▸ **Challenge**: Copy nothing but the text: reproduce each line of the listing exactly and leave the pictures out.
|---|
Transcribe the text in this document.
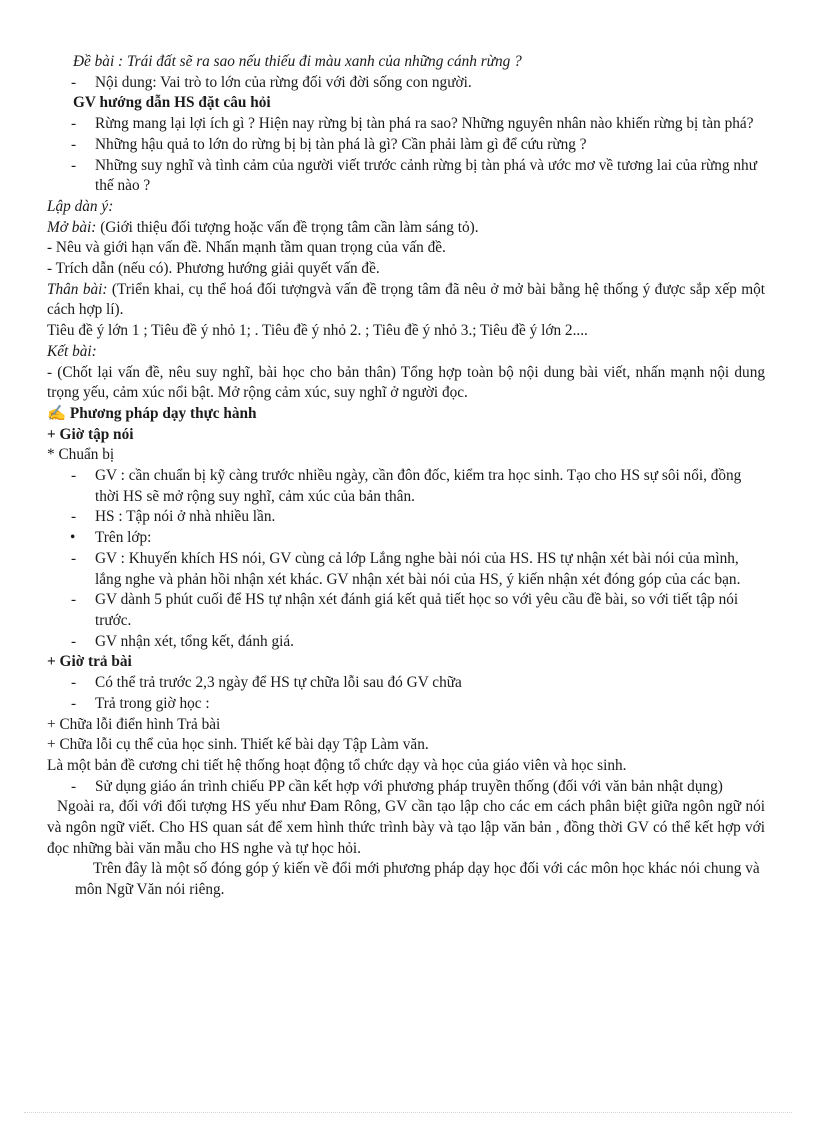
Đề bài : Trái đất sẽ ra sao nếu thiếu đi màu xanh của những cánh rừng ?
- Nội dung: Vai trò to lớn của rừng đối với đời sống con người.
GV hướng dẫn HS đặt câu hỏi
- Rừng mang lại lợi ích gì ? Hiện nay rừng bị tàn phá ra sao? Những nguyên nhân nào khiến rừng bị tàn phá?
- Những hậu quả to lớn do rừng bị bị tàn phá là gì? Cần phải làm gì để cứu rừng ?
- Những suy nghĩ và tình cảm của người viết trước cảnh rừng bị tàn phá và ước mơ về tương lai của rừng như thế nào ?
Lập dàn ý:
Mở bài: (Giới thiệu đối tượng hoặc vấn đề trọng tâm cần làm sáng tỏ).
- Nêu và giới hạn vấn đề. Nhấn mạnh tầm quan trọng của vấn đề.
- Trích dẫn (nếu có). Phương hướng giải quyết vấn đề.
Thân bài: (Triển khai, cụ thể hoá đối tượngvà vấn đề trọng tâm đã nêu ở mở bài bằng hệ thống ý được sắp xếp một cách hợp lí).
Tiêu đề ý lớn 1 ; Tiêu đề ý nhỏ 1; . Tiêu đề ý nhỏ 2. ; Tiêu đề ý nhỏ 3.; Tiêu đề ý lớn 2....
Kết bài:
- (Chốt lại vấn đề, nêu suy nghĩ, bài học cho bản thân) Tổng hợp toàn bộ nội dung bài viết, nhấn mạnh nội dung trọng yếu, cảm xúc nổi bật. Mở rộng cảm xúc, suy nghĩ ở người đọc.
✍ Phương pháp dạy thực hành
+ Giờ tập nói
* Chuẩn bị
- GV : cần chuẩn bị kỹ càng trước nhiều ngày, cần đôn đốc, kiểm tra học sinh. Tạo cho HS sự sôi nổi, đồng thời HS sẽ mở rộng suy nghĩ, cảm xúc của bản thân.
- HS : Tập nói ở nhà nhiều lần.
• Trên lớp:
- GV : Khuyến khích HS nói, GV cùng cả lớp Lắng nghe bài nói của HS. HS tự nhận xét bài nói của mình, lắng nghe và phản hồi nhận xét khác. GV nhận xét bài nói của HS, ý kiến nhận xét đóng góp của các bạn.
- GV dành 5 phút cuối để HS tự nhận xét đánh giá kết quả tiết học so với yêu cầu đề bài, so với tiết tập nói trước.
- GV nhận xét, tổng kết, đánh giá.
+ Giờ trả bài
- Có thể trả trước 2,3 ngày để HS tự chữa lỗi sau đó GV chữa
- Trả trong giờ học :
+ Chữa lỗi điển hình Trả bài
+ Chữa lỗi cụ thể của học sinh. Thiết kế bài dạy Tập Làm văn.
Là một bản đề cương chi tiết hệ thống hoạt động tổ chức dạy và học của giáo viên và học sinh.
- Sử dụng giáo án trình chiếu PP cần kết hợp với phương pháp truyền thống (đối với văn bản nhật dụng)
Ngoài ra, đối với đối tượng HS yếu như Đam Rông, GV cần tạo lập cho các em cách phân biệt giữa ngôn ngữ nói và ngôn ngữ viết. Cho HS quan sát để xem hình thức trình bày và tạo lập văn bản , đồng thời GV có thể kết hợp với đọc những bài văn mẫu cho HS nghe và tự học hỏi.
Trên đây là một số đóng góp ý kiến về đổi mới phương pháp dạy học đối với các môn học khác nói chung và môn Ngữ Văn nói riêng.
|---|
▸ **Written solution**:
Transcribe the text in this document.
Đề bài : Trái đất sẽ ra sao nếu thiếu đi màu xanh của những cánh rừng ?
- Nội dung: Vai trò to lớn của rừng đối với đời sống con người.
GV hướng dẫn HS đặt câu hỏi
- Rừng mang lại lợi ích gì ? Hiện nay rừng bị tàn phá ra sao? Những nguyên nhân nào khiến rừng bị tàn phá?
- Những hậu quả to lớn do rừng bị bị tàn phá là gì? Cần phải làm gì để cứu rừng ?
- Những suy nghĩ và tình cảm của người viết trước cảnh rừng bị tàn phá và ước mơ về tương lai của rừng như thế nào ?
Lập dàn ý:
Mở bài: (Giới thiệu đối tượng hoặc vấn đề trọng tâm cần làm sáng tỏ).
- Nêu và giới hạn vấn đề. Nhấn mạnh tầm quan trọng của vấn đề.
- Trích dẫn (nếu có). Phương hướng giải quyết vấn đề.
Thân bài: (Triển khai, cụ thể hoá đối tượngvà vấn đề trọng tâm đã nêu ở mở bài bằng hệ thống ý được sắp xếp một cách hợp lí).
Tiêu đề ý lớn 1 ; Tiêu đề ý nhỏ 1; . Tiêu đề ý nhỏ 2. ; Tiêu đề ý nhỏ 3.; Tiêu đề ý lớn 2....
Kết bài:
- (Chốt lại vấn đề, nêu suy nghĩ, bài học cho bản thân) Tổng hợp toàn bộ nội dung bài viết, nhấn mạnh nội dung trọng yếu, cảm xúc nổi bật. Mở rộng cảm xúc, suy nghĩ ở người đọc.
✍ Phương pháp dạy thực hành
+ Giờ tập nói
* Chuẩn bị
- GV : cần chuẩn bị kỹ càng trước nhiều ngày, cần đôn đốc, kiểm tra học sinh. Tạo cho HS sự sôi nổi, đồng thời HS sẽ mở rộng suy nghĩ, cảm xúc của bản thân.
- HS : Tập nói ở nhà nhiều lần.
• Trên lớp:
- GV : Khuyến khích HS nói, GV cùng cả lớp Lắng nghe bài nói của HS. HS tự nhận xét bài nói của mình, lắng nghe và phản hồi nhận xét khác. GV nhận xét bài nói của HS, ý kiến nhận xét đóng góp của các bạn.
- GV dành 5 phút cuối để HS tự nhận xét đánh giá kết quả tiết học so với yêu cầu đề bài, so với tiết tập nói trước.
- GV nhận xét, tổng kết, đánh giá.
+ Giờ trả bài
- Có thể trả trước 2,3 ngày để HS tự chữa lỗi sau đó GV chữa
- Trả trong giờ học :
+ Chữa lỗi điển hình Trả bài
+ Chữa lỗi cụ thể của học sinh. Thiết kế bài dạy Tập Làm văn.
Là một bản đề cương chi tiết hệ thống hoạt động tổ chức dạy và học của giáo viên và học sinh.
- Sử dụng giáo án trình chiếu PP cần kết hợp với phương pháp truyền thống (đối với văn bản nhật dụng)
Ngoài ra, đối với đối tượng HS yếu như Đam Rông, GV cần tạo lập cho các em cách phân biệt giữa ngôn ngữ nói và ngôn ngữ viết. Cho HS quan sát để xem hình thức trình bày và tạo lập văn bản , đồng thời GV có thể kết hợp với đọc những bài văn mẫu cho HS nghe và tự học hỏi.
Trên đây là một số đóng góp ý kiến về đổi mới phương pháp dạy học đối với các môn học khác nói chung và môn Ngữ Văn nói riêng.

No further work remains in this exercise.